# TASK
Omit every picture while repeating the entries exactly.

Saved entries

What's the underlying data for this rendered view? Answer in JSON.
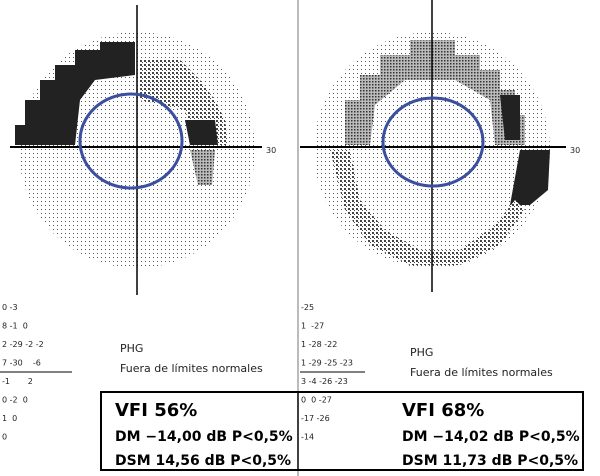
{
  "panels": [
    {
      "scale_label": "30",
      "deviations": [
        "0 -3",
        "8 -1  0",
        "2 -29 -2 -2",
        "7 -30    -6",
        "-1       2",
        "0 -2  0",
        "1  0",
        "0"
      ],
      "legend": [
        "PHG",
        "Fuera de límites normales"
      ],
      "summary": {
        "vfi": "VFI 56%",
        "dm": "DM −14,00 dB P<0,5%",
        "dsm": "DSM 14,56 dB P<0,5%"
      }
    },
    {
      "scale_label": "30",
      "deviations": [
        "-25",
        "1  -27",
        "1 -28 -22",
        "1 -29 -25 -23",
        "3 -4 -26 -23",
        "0  0 -27",
        "-17 -26",
        "-14"
      ],
      "legend": [
        "PHG",
        "Fuera de límites normales"
      ],
      "summary": {
        "vfi": "VFI 68%",
        "dm": "DM −14,02 dB P<0,5%",
        "dsm": "DSM 11,73 dB P<0,5%"
      }
    }
  ]
}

# WORKED ANSWER
What's the underlying data for this rendered view? Answer in JSON.
{
  "panels": [
    {
      "scale_label": "30",
      "deviations": [
        "0 -3",
        "8 -1  0",
        "2 -29 -2 -2",
        "7 -30    -6",
        "-1       2",
        "0 -2  0",
        "1  0",
        "0"
      ],
      "legend": [
        "PHG",
        "Fuera de límites normales"
      ],
      "summary": {
        "vfi": "VFI 56%",
        "dm": "DM −14,00 dB P<0,5%",
        "dsm": "DSM 14,56 dB P<0,5%"
      }
    },
    {
      "scale_label": "30",
      "deviations": [
        "-25",
        "1  -27",
        "1 -28 -22",
        "1 -29 -25 -23",
        "3 -4 -26 -23",
        "0  0 -27",
        "-17 -26",
        "-14"
      ],
      "legend": [
        "PHG",
        "Fuera de límites normales"
      ],
      "summary": {
        "vfi": "VFI 68%",
        "dm": "DM −14,02 dB P<0,5%",
        "dsm": "DSM 11,73 dB P<0,5%"
      }
    }
  ]
}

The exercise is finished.